+++ EXCERPT +++

I'm guessing that FullIdentifier is your primary key. Because it's a long,
messy string, you are finding it slow to use it to select rows, particularly
when you need to find rows with a particular substring buried in the key. You
hoped that a shorter string might match more quickly, enabling you to narrow
down the number of rows where the full id has to be examined. That will never
work as you've described it. The subquery might run faster, but then you must
do the full id comparison anyway to find rows which match the subquery list
(FullIdentifier IN ...). You've actually added overhead. This *might* work in
some situations if you had an integer primary key to use to do the matching
between inner and outer query, but there would probably still be a better way.
In any case, the reality is that MySQL doesn't optimize subqueries all that
well, so they are seldom the best way to speed up a query. It may be the case
that your subquery is being treated as DEPENDENT, in which case it is being run
once for each row found in the outer query. That is, once for every row in your
table. Since your query never seems to return, I'd bet that's the case here.
> PROBLEMS
> I think I have two problems:
> 1. "in... %" syntax is not present in any examples I've seen. They are
> all "like... %" so "in" may not work.
Right, it won't.
> 2. Here's query that runs, but does not return:
<reformatted>
>
> SELECT name, address
> FROM testTable
> WHERE FullIdentifier
> IN ( SELECT CONCAT(SUBSTRING(AbbreviatedIdentifier,1,2), " " ,
> SUBSTRING(AbbreviatedIdentifier FROM 3) , "%" )
> FROM testTable
> WHERE name LIKE 'Daisy'));
Is this really your query? As I've already mentioned, the % won't work for IN.
Also, neither FullIdentifier nor AbbreviatedIdentifier is mentioned in the
selection criteria, so the problem you tried to fix with the subquery is not
present in this query. Finally, there is no wildcard in the string that name is
supposed to match, so there is no need for LIKE. The intent of this query is
equivalent to
SELECT name, address
FROM testTable
WHERE name = 'Daisy';
which should be as fast as possible if there is an index on name.

+++ SUPPLIED MATERIAL +++

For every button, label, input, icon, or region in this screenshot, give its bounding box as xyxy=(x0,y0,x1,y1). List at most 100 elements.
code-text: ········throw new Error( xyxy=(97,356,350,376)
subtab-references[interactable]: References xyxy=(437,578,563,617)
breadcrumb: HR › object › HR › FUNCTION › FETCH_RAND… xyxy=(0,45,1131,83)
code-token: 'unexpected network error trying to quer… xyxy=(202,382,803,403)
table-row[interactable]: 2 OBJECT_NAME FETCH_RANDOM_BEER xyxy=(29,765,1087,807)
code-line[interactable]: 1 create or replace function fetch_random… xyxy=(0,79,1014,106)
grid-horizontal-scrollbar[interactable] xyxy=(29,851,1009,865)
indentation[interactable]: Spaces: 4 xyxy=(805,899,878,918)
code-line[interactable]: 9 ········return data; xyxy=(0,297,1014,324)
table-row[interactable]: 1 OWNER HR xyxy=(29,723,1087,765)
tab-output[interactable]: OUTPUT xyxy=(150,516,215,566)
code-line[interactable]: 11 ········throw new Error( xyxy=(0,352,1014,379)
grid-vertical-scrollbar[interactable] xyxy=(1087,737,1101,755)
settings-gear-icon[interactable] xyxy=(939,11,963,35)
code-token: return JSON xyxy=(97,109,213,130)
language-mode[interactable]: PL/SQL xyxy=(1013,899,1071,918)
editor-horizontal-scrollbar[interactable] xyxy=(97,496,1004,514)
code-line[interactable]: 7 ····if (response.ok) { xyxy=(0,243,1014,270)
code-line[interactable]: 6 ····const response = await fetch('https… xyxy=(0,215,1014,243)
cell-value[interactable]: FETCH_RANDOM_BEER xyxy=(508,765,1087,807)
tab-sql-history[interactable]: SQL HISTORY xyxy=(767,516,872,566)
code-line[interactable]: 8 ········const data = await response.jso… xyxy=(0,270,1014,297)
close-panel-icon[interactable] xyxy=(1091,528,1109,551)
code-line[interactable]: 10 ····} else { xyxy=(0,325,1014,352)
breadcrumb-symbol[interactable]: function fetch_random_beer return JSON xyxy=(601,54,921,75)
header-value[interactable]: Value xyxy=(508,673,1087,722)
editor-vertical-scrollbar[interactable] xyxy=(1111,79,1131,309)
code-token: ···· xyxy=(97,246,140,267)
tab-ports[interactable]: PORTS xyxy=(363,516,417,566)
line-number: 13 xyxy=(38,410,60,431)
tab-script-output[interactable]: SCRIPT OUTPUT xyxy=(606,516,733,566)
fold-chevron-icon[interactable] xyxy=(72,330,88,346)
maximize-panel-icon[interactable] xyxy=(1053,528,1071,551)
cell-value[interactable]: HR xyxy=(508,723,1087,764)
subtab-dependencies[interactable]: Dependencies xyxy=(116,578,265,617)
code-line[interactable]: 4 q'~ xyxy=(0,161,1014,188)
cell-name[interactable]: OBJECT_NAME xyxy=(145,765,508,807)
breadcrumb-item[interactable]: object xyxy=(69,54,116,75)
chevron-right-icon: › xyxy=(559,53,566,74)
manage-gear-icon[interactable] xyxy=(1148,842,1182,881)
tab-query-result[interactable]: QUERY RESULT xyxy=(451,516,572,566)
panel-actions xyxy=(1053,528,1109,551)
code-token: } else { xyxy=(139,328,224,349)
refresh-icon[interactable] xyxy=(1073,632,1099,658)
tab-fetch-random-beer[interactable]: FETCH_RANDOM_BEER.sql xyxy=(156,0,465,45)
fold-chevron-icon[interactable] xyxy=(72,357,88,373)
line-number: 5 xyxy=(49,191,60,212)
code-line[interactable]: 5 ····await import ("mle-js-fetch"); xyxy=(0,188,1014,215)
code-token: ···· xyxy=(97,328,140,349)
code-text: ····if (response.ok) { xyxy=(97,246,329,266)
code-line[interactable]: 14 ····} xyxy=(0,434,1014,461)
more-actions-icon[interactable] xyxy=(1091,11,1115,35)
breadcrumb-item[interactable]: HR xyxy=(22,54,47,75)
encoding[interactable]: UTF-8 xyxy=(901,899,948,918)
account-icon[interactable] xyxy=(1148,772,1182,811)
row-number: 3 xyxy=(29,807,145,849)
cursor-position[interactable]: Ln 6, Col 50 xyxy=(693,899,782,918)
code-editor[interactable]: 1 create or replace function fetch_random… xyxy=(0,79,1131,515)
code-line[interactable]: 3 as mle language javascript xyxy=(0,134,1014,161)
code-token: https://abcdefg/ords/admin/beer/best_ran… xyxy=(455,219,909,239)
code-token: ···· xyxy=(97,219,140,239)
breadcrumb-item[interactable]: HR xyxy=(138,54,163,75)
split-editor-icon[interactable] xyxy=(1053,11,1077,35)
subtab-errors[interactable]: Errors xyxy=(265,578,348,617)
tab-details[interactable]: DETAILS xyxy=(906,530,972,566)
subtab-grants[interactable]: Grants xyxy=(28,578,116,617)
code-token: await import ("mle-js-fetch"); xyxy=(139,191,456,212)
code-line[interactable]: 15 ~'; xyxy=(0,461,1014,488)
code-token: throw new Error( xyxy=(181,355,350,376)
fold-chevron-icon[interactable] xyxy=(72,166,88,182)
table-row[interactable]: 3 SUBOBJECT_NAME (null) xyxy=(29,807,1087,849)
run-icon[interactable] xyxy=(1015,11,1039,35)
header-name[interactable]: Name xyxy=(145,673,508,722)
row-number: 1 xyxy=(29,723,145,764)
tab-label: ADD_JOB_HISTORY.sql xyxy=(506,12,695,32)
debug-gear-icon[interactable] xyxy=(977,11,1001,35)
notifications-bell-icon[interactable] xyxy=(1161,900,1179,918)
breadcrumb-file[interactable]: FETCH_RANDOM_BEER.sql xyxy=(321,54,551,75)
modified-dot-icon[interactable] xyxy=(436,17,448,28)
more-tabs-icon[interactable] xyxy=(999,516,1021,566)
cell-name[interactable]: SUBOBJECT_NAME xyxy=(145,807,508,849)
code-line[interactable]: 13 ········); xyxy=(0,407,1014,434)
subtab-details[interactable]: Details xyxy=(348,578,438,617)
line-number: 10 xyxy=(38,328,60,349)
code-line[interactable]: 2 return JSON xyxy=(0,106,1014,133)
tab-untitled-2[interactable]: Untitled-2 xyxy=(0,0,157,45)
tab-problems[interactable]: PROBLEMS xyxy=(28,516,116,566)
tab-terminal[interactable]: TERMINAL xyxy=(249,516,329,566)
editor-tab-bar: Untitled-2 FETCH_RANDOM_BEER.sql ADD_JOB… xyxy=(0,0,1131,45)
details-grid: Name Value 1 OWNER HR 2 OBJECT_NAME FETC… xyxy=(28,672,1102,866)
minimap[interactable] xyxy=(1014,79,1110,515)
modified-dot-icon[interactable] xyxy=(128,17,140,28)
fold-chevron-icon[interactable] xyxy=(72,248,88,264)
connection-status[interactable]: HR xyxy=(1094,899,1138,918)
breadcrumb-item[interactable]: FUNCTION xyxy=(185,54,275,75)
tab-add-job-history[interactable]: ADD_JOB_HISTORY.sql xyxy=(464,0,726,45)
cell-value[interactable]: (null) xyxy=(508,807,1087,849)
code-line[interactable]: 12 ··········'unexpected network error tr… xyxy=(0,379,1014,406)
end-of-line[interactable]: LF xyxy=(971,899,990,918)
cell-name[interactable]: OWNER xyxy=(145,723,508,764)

+++

## TASK GOAL
From the reply about MySQL subqueries, extract the passage starting at "Right, it won't." and ending at "work for IN.". The listing has nothing to do with this.

## REPLY
Right, it won't.
> 2. Here's query that runs, but does not return:
<reformatted>
>
> SELECT name, address
> FROM testTable
> WHERE FullIdentifier
> IN ( SELECT CONCAT(SUBSTRING(AbbreviatedIdentifier,1,2), " " ,
> SUBSTRING(AbbreviatedIdentifier FROM 3) , "%" )
> FROM testTable
> WHERE name LIKE 'Daisy'));
Is this really your query? As I've already mentioned, the % won't work for IN.